EXERCISE OBJECTIVE
Leave every picture out and write out the records below exactly.

···

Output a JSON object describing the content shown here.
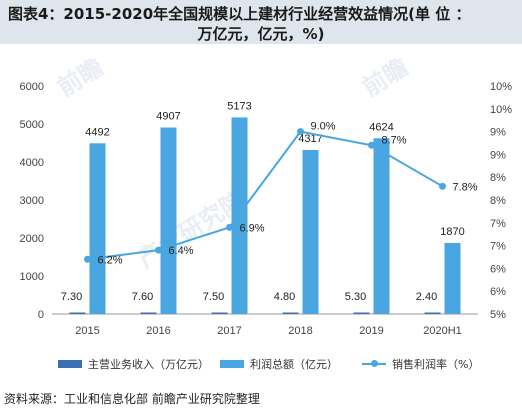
{
  "header": {
    "title_line1": "图表4：2015-2020年全国规模以上建材行业经营效益情况(单 位 ：",
    "title_line2": "万亿元，亿元，%)"
  },
  "source": "资料来源：工业和信息化部 前瞻产业研究院整理",
  "watermark": "前瞻产业研究院",
  "colors": {
    "revenue": "#3d6fb5",
    "profit": "#4aa6e0",
    "margin": "#4aa6e0",
    "axis": "#444444",
    "grid": "#cfcfcf"
  },
  "chart_data": {
    "type": "bar",
    "categories": [
      "2015",
      "2016",
      "2017",
      "2018",
      "2019",
      "2020H1"
    ],
    "series": [
      {
        "name": "主营业务收入（万亿元）",
        "type": "bar",
        "axis": "left",
        "values": [
          7.3,
          7.6,
          7.5,
          4.8,
          5.3,
          2.4
        ],
        "labels": [
          "7.30",
          "7.60",
          "7.50",
          "4.80",
          "5.30",
          "2.40"
        ]
      },
      {
        "name": "利润总额（亿元）",
        "type": "bar",
        "axis": "left",
        "values": [
          4492,
          4907,
          5173,
          4317,
          4624,
          1870
        ],
        "labels": [
          "4492",
          "4907",
          "5173",
          "4317",
          "4624",
          "1870"
        ]
      },
      {
        "name": "销售利润率（%）",
        "type": "line",
        "axis": "right",
        "values": [
          6.2,
          6.4,
          6.9,
          9.0,
          8.7,
          7.8
        ],
        "labels": [
          "6.2%",
          "6.4%",
          "6.9%",
          "9.0%",
          "8.7%",
          "7.8%"
        ]
      }
    ],
    "y_left": {
      "min": 0,
      "max": 6000,
      "ticks": [
        0,
        1000,
        2000,
        3000,
        4000,
        5000,
        6000
      ],
      "tick_labels": [
        "0",
        "1000",
        "2000",
        "3000",
        "4000",
        "5000",
        "6000"
      ]
    },
    "y_right": {
      "min": 5,
      "max": 10,
      "ticks": [
        5,
        5.5,
        6,
        6.5,
        7,
        7.5,
        8,
        8.5,
        9,
        9.5,
        10
      ],
      "tick_labels": [
        "5%",
        "6%",
        "6%",
        "7%",
        "7%",
        "8%",
        "8%",
        "9%",
        "9%",
        "10%",
        "10%"
      ]
    },
    "grid": false,
    "legend": "bottom"
  }
}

···

COMPLETE RESPONSE
Output a JSON object describing the content shown here.
{
  "header": {
    "title_line1": "图表4：2015-2020年全国规模以上建材行业经营效益情况(单 位 ：",
    "title_line2": "万亿元，亿元，%)"
  },
  "source": "资料来源：工业和信息化部 前瞻产业研究院整理",
  "watermark": "前瞻产业研究院",
  "colors": {
    "revenue": "#3d6fb5",
    "profit": "#4aa6e0",
    "margin": "#4aa6e0",
    "axis": "#444444",
    "grid": "#cfcfcf"
  },
  "chart_data": {
    "type": "bar",
    "categories": [
      "2015",
      "2016",
      "2017",
      "2018",
      "2019",
      "2020H1"
    ],
    "series": [
      {
        "name": "主营业务收入（万亿元）",
        "type": "bar",
        "axis": "left",
        "values": [
          7.3,
          7.6,
          7.5,
          4.8,
          5.3,
          2.4
        ],
        "labels": [
          "7.30",
          "7.60",
          "7.50",
          "4.80",
          "5.30",
          "2.40"
        ]
      },
      {
        "name": "利润总额（亿元）",
        "type": "bar",
        "axis": "left",
        "values": [
          4492,
          4907,
          5173,
          4317,
          4624,
          1870
        ],
        "labels": [
          "4492",
          "4907",
          "5173",
          "4317",
          "4624",
          "1870"
        ]
      },
      {
        "name": "销售利润率（%）",
        "type": "line",
        "axis": "right",
        "values": [
          6.2,
          6.4,
          6.9,
          9.0,
          8.7,
          7.8
        ],
        "labels": [
          "6.2%",
          "6.4%",
          "6.9%",
          "9.0%",
          "8.7%",
          "7.8%"
        ]
      }
    ],
    "y_left": {
      "min": 0,
      "max": 6000,
      "ticks": [
        0,
        1000,
        2000,
        3000,
        4000,
        5000,
        6000
      ],
      "tick_labels": [
        "0",
        "1000",
        "2000",
        "3000",
        "4000",
        "5000",
        "6000"
      ]
    },
    "y_right": {
      "min": 5,
      "max": 10,
      "ticks": [
        5,
        5.5,
        6,
        6.5,
        7,
        7.5,
        8,
        8.5,
        9,
        9.5,
        10
      ],
      "tick_labels": [
        "5%",
        "6%",
        "6%",
        "7%",
        "7%",
        "8%",
        "8%",
        "9%",
        "9%",
        "10%",
        "10%"
      ]
    },
    "grid": false,
    "legend": "bottom"
  }
}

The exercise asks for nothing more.